Collected data entries
____________________
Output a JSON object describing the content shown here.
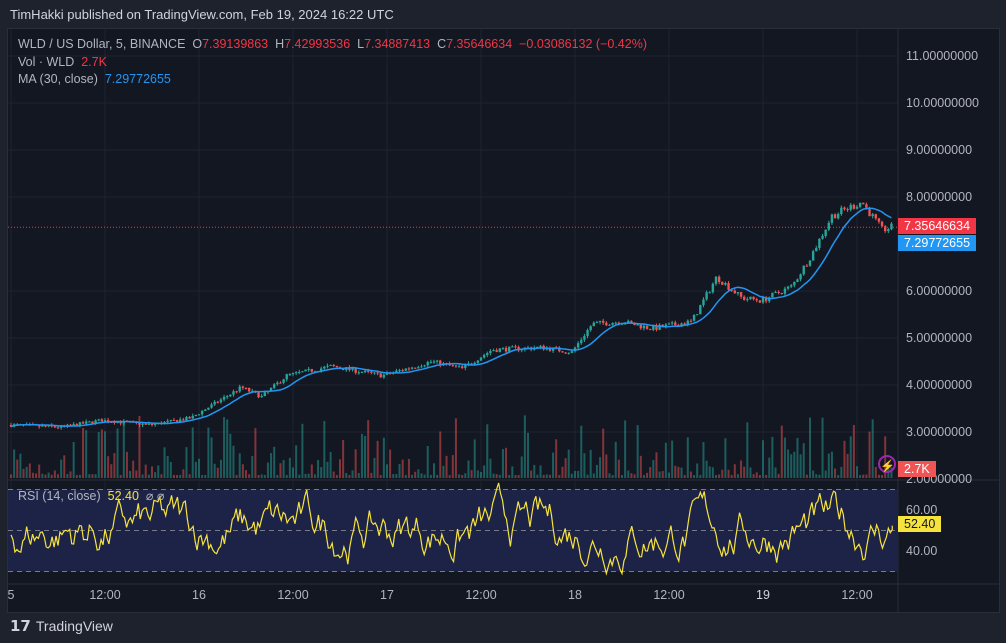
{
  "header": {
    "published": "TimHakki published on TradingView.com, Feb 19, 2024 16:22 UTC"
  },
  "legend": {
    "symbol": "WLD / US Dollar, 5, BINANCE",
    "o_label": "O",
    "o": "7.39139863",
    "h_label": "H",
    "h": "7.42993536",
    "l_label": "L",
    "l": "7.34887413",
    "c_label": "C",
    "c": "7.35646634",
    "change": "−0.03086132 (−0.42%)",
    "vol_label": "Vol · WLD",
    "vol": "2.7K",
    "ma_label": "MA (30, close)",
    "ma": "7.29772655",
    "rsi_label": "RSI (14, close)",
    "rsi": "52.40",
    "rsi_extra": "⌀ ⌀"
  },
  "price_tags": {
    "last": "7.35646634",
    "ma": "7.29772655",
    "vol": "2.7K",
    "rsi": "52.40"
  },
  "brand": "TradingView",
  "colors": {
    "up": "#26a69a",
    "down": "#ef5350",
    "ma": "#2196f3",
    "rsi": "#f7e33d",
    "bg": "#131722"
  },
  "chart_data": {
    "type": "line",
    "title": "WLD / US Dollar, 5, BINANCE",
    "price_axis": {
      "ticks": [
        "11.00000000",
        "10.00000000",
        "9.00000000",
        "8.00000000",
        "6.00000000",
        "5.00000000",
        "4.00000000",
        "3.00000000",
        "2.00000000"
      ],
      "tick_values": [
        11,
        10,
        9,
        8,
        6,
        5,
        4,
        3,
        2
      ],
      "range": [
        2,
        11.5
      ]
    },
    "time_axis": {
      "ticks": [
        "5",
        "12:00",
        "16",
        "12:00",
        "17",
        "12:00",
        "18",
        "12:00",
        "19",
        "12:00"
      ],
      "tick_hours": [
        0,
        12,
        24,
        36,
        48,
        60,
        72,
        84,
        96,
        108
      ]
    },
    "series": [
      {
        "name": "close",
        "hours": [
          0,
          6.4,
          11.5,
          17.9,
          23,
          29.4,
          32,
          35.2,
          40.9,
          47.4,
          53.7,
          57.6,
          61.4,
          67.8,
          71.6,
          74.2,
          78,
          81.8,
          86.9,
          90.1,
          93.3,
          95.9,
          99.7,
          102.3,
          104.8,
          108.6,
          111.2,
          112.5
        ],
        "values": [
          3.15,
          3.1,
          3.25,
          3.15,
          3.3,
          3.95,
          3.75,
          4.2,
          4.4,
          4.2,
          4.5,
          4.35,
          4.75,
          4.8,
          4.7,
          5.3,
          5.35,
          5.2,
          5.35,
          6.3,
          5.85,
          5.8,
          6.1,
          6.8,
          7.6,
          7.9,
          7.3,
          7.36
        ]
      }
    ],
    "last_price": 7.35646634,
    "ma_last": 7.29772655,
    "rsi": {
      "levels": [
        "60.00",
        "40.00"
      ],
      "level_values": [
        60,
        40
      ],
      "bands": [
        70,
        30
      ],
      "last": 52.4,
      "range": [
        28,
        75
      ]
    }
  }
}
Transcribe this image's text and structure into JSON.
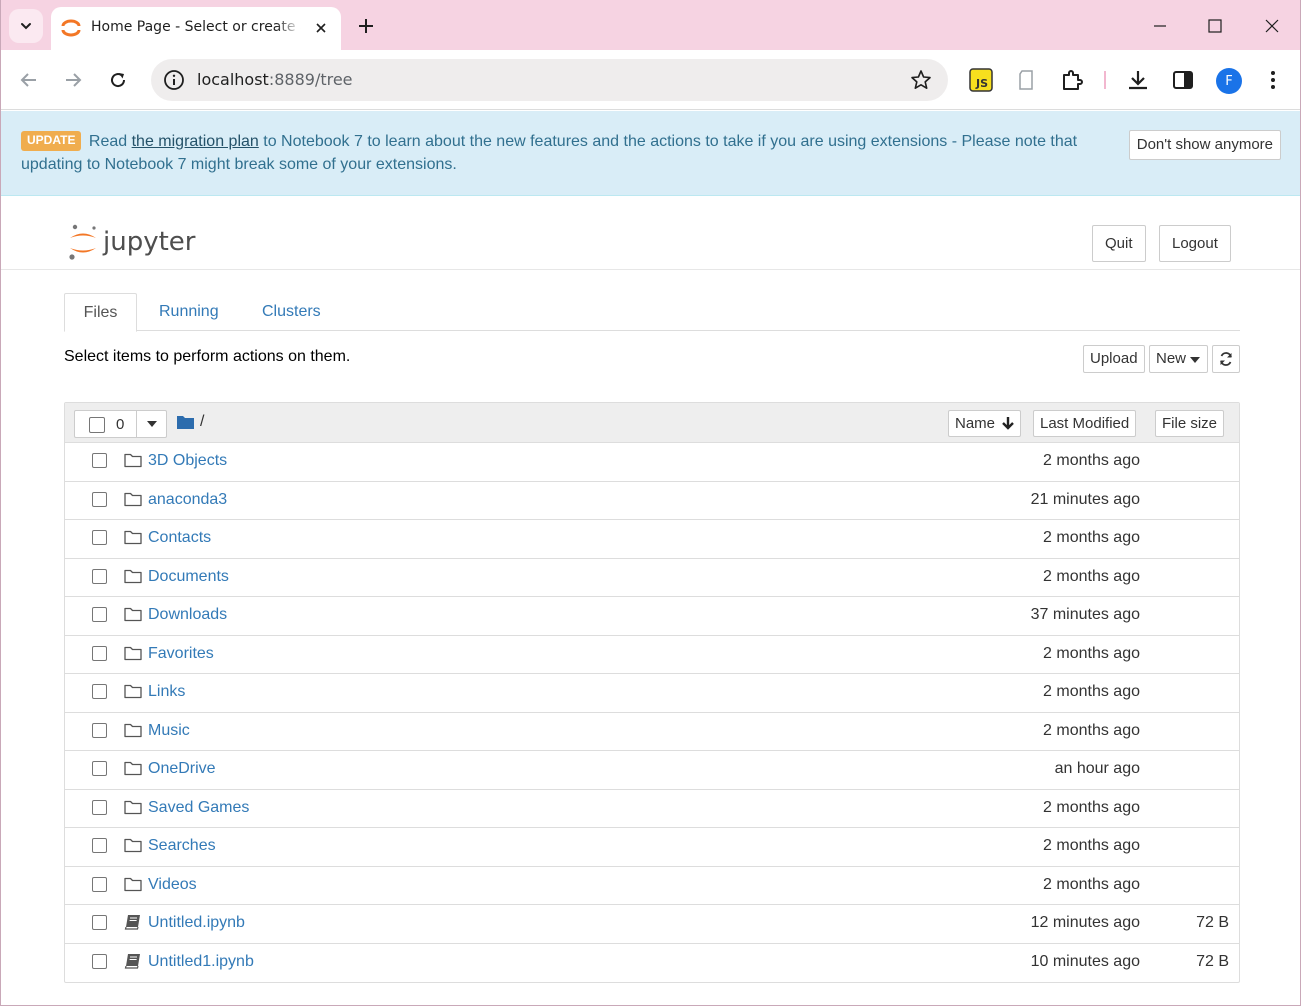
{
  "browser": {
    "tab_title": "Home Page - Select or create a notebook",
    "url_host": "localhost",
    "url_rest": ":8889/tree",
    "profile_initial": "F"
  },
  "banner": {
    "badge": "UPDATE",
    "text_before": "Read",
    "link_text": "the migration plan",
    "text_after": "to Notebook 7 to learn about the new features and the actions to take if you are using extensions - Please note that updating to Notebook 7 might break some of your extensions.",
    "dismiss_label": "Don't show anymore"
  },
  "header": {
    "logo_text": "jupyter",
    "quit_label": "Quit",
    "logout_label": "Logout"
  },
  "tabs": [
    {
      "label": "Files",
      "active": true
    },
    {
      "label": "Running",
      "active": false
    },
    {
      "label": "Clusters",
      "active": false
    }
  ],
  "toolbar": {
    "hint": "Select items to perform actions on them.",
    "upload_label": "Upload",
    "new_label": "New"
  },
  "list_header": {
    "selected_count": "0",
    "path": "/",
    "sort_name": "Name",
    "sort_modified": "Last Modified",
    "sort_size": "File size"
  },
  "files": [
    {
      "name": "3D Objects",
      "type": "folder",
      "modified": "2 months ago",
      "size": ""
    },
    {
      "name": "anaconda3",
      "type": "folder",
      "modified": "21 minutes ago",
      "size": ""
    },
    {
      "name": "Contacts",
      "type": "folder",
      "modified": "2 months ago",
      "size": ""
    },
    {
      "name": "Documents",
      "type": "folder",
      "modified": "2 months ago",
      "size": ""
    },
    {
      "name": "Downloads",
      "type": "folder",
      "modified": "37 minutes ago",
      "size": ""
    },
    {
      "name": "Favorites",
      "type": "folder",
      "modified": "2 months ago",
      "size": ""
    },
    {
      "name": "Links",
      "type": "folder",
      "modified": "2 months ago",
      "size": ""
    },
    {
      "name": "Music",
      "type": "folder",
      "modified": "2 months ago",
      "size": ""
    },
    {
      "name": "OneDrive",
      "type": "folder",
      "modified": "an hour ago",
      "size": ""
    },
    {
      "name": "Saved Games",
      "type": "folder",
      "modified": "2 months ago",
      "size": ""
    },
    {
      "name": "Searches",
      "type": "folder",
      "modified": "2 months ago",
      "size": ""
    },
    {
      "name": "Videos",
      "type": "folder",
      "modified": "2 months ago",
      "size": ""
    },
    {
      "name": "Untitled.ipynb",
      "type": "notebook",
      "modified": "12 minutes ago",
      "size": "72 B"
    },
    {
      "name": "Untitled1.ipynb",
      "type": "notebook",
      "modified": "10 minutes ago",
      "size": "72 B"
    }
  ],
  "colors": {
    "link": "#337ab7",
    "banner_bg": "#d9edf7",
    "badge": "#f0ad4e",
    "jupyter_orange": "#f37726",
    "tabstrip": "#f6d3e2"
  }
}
____________________
Objective: Reproduce all of the material above word for word. Omit the pictures.

The result:
Output a JSON object describing the content shown here.
{
  "header": {
    "published": "TimHakki published on TradingView.com, Feb 19, 2024 16:22 UTC"
  },
  "legend": {
    "symbol": "WLD / US Dollar, 5, BINANCE",
    "o_label": "O",
    "o": "7.39139863",
    "h_label": "H",
    "h": "7.42993536",
    "l_label": "L",
    "l": "7.34887413",
    "c_label": "C",
    "c": "7.35646634",
    "change": "−0.03086132 (−0.42%)",
    "vol_label": "Vol · WLD",
    "vol": "2.7K",
    "ma_label": "MA (30, close)",
    "ma": "7.29772655",
    "rsi_label": "RSI (14, close)",
    "rsi": "52.40",
    "rsi_extra": "⌀ ⌀"
  },
  "price_tags": {
    "last": "7.35646634",
    "ma": "7.29772655",
    "vol": "2.7K",
    "rsi": "52.40"
  },
  "brand": "TradingView",
  "colors": {
    "up": "#26a69a",
    "down": "#ef5350",
    "ma": "#2196f3",
    "rsi": "#f7e33d",
    "bg": "#131722"
  },
  "chart_data": {
    "type": "line",
    "title": "WLD / US Dollar, 5, BINANCE",
    "price_axis": {
      "ticks": [
        "11.00000000",
        "10.00000000",
        "9.00000000",
        "8.00000000",
        "6.00000000",
        "5.00000000",
        "4.00000000",
        "3.00000000",
        "2.00000000"
      ],
      "tick_values": [
        11,
        10,
        9,
        8,
        6,
        5,
        4,
        3,
        2
      ],
      "range": [
        2,
        11.5
      ]
    },
    "time_axis": {
      "ticks": [
        "5",
        "12:00",
        "16",
        "12:00",
        "17",
        "12:00",
        "18",
        "12:00",
        "19",
        "12:00"
      ],
      "tick_hours": [
        0,
        12,
        24,
        36,
        48,
        60,
        72,
        84,
        96,
        108
      ]
    },
    "series": [
      {
        "name": "close",
        "hours": [
          0,
          6.4,
          11.5,
          17.9,
          23,
          29.4,
          32,
          35.2,
          40.9,
          47.4,
          53.7,
          57.6,
          61.4,
          67.8,
          71.6,
          74.2,
          78,
          81.8,
          86.9,
          90.1,
          93.3,
          95.9,
          99.7,
          102.3,
          104.8,
          108.6,
          111.2,
          112.5
        ],
        "values": [
          3.15,
          3.1,
          3.25,
          3.15,
          3.3,
          3.95,
          3.75,
          4.2,
          4.4,
          4.2,
          4.5,
          4.35,
          4.75,
          4.8,
          4.7,
          5.3,
          5.35,
          5.2,
          5.35,
          6.3,
          5.85,
          5.8,
          6.1,
          6.8,
          7.6,
          7.9,
          7.3,
          7.36
        ]
      }
    ],
    "last_price": 7.35646634,
    "ma_last": 7.29772655,
    "rsi": {
      "levels": [
        "60.00",
        "40.00"
      ],
      "level_values": [
        60,
        40
      ],
      "bands": [
        70,
        30
      ],
      "last": 52.4,
      "range": [
        28,
        75
      ]
    }
  }
}
Transcribe this image's text and structure into JSON.
{
  "browser": {
    "tab_title": "Home Page - Select or create a notebook",
    "url_host": "localhost",
    "url_rest": ":8889/tree",
    "profile_initial": "F"
  },
  "banner": {
    "badge": "UPDATE",
    "text_before": "Read",
    "link_text": "the migration plan",
    "text_after": "to Notebook 7 to learn about the new features and the actions to take if you are using extensions - Please note that updating to Notebook 7 might break some of your extensions.",
    "dismiss_label": "Don't show anymore"
  },
  "header": {
    "logo_text": "jupyter",
    "quit_label": "Quit",
    "logout_label": "Logout"
  },
  "tabs": [
    {
      "label": "Files",
      "active": true
    },
    {
      "label": "Running",
      "active": false
    },
    {
      "label": "Clusters",
      "active": false
    }
  ],
  "toolbar": {
    "hint": "Select items to perform actions on them.",
    "upload_label": "Upload",
    "new_label": "New"
  },
  "list_header": {
    "selected_count": "0",
    "path": "/",
    "sort_name": "Name",
    "sort_modified": "Last Modified",
    "sort_size": "File size"
  },
  "files": [
    {
      "name": "3D Objects",
      "type": "folder",
      "modified": "2 months ago",
      "size": ""
    },
    {
      "name": "anaconda3",
      "type": "folder",
      "modified": "21 minutes ago",
      "size": ""
    },
    {
      "name": "Contacts",
      "type": "folder",
      "modified": "2 months ago",
      "size": ""
    },
    {
      "name": "Documents",
      "type": "folder",
      "modified": "2 months ago",
      "size": ""
    },
    {
      "name": "Downloads",
      "type": "folder",
      "modified": "37 minutes ago",
      "size": ""
    },
    {
      "name": "Favorites",
      "type": "folder",
      "modified": "2 months ago",
      "size": ""
    },
    {
      "name": "Links",
      "type": "folder",
      "modified": "2 months ago",
      "size": ""
    },
    {
      "name": "Music",
      "type": "folder",
      "modified": "2 months ago",
      "size": ""
    },
    {
      "name": "OneDrive",
      "type": "folder",
      "modified": "an hour ago",
      "size": ""
    },
    {
      "name": "Saved Games",
      "type": "folder",
      "modified": "2 months ago",
      "size": ""
    },
    {
      "name": "Searches",
      "type": "folder",
      "modified": "2 months ago",
      "size": ""
    },
    {
      "name": "Videos",
      "type": "folder",
      "modified": "2 months ago",
      "size": ""
    },
    {
      "name": "Untitled.ipynb",
      "type": "notebook",
      "modified": "12 minutes ago",
      "size": "72 B"
    },
    {
      "name": "Untitled1.ipynb",
      "type": "notebook",
      "modified": "10 minutes ago",
      "size": "72 B"
    }
  ],
  "colors": {
    "link": "#337ab7",
    "banner_bg": "#d9edf7",
    "badge": "#f0ad4e",
    "jupyter_orange": "#f37726",
    "tabstrip": "#f6d3e2"
  }
}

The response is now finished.